--- Start of Given records ---
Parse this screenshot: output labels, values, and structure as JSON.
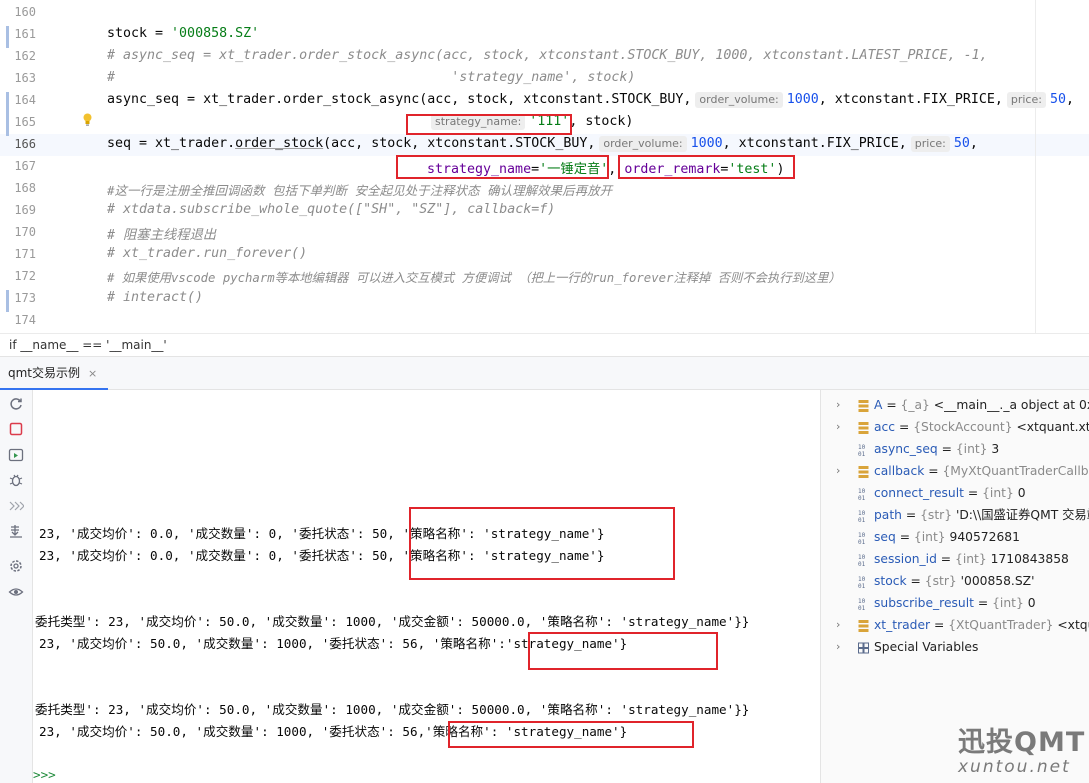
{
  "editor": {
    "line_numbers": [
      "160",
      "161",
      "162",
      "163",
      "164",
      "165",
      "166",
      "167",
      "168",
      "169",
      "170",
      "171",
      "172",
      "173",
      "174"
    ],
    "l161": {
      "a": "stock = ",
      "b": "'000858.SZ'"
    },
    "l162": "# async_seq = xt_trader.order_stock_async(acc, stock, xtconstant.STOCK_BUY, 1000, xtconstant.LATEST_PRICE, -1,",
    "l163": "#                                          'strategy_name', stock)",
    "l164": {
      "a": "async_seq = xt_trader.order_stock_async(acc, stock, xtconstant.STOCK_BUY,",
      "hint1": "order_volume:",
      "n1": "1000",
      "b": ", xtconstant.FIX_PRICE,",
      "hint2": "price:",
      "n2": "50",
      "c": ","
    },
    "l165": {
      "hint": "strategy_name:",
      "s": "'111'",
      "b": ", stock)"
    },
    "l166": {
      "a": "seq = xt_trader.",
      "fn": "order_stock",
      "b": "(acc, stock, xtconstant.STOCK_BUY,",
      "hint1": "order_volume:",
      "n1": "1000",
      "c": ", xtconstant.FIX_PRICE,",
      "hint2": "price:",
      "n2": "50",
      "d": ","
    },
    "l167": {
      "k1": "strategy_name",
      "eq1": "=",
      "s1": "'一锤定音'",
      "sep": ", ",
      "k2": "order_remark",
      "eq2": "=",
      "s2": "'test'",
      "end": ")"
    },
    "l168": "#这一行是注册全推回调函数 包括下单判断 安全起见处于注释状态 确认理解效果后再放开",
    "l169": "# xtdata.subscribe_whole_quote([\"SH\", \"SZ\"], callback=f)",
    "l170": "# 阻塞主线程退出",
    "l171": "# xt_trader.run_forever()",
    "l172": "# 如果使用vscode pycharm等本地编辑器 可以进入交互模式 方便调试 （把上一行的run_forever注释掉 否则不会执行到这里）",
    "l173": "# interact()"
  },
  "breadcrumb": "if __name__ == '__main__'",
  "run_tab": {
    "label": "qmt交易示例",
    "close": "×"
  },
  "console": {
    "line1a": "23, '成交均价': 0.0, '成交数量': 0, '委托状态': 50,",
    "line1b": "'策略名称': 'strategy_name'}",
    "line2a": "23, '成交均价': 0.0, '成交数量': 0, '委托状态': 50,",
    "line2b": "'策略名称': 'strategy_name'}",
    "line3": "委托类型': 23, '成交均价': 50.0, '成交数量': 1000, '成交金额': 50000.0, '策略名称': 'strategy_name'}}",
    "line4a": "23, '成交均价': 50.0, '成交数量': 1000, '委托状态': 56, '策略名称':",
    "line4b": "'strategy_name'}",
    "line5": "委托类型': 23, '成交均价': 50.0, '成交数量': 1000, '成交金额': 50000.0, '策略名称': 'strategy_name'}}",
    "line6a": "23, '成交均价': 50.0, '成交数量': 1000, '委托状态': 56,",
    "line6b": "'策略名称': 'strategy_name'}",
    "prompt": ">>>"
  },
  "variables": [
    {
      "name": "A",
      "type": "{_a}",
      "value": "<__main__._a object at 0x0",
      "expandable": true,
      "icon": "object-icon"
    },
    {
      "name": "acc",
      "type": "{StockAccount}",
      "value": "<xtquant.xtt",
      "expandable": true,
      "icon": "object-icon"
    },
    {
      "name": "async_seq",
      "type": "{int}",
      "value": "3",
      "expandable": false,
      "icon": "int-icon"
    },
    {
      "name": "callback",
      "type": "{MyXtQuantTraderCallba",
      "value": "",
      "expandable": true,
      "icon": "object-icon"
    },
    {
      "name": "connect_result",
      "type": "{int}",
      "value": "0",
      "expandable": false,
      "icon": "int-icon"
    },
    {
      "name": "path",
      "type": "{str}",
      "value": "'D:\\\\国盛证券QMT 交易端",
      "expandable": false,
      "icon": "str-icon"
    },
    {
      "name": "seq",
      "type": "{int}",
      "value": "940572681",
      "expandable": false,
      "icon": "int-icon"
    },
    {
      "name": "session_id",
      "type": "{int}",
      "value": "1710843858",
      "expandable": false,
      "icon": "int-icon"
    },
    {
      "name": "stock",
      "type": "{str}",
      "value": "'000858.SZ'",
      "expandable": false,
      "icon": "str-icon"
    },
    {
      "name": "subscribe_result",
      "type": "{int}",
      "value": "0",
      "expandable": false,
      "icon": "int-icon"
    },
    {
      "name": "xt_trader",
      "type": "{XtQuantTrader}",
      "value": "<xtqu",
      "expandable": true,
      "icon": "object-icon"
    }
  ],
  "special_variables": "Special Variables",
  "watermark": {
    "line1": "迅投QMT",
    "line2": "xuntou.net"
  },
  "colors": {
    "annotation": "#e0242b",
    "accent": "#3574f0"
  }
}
--- End of Given records ---
--- Start of Given records ---
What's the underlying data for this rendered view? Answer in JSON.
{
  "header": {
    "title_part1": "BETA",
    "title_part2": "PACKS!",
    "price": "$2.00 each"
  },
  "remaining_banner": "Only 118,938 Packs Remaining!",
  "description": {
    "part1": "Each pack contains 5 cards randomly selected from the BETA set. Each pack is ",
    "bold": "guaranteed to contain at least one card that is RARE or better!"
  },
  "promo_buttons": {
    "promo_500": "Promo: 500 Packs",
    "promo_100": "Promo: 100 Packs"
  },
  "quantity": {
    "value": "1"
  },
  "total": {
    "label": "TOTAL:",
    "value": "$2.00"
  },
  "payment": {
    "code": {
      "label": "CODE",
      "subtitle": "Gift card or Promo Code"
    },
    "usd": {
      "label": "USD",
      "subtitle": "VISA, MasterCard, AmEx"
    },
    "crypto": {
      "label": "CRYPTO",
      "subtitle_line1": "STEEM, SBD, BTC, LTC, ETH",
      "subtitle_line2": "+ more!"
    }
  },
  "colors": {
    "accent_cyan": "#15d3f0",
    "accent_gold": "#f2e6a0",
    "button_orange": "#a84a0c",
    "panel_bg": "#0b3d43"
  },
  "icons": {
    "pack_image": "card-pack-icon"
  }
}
--- End of Given records ---
--- Start of Given records ---
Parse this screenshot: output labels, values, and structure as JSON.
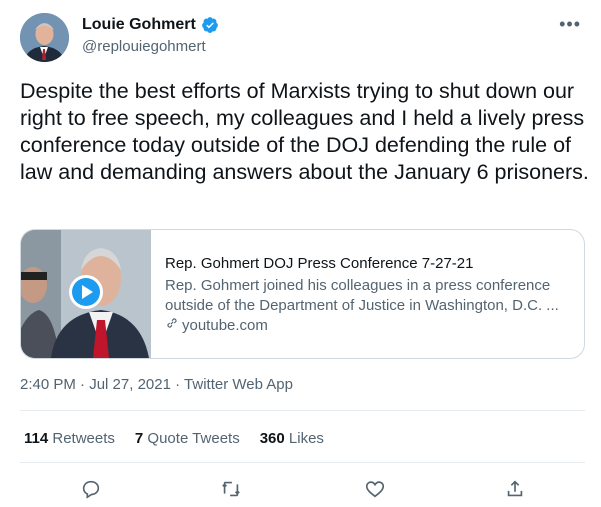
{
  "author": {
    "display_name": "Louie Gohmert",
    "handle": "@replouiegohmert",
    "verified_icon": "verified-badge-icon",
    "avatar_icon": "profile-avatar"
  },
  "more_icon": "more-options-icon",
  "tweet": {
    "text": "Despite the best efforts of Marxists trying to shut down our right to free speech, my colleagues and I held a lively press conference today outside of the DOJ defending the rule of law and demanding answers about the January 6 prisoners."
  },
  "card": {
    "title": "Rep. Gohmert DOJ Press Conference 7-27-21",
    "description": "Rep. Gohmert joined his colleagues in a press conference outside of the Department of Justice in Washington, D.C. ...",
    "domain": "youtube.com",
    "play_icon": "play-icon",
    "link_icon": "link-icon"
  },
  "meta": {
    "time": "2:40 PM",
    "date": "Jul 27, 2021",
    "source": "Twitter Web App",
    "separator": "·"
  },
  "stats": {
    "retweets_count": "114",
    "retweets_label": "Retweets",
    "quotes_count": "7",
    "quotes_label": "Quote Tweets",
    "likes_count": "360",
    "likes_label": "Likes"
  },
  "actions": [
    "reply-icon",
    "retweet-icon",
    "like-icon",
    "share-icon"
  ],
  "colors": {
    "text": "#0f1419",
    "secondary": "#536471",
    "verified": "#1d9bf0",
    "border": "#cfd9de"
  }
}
--- End of Given records ---
Copy out all lines where the word "outside" appears.

    "text": "Despite the best efforts of Marxists trying to shut down our right to free speech, my colleagues and I held a lively press conference today outside of the DOJ defending the rule of law and demanding answers about the January 6 prisoners."
    "description": "Rep. Gohmert joined his colleagues in a press conference outside of the Department of Justice in Washington, D.C. ...",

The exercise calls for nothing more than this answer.